-- Start --

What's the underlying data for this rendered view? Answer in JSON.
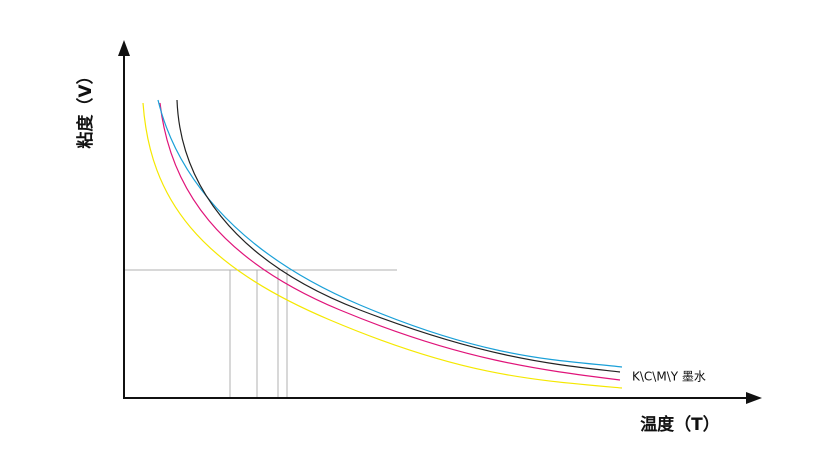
{
  "y_axis_label": "粘度（V）",
  "x_axis_label": "温度（T）",
  "curve_label": "K\\C\\M\\Y 墨水"
}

-- End --

> **OBJECTIVE**: Copy each line exactly, and leave the pictures out of your copy.

> **SOLVED PROBLEM**:
What's the underlying data for this rendered view? Answer in JSON.
{
  "y_axis_label": "粘度（V）",
  "x_axis_label": "温度（T）",
  "curve_label": "K\\C\\M\\Y 墨水"
}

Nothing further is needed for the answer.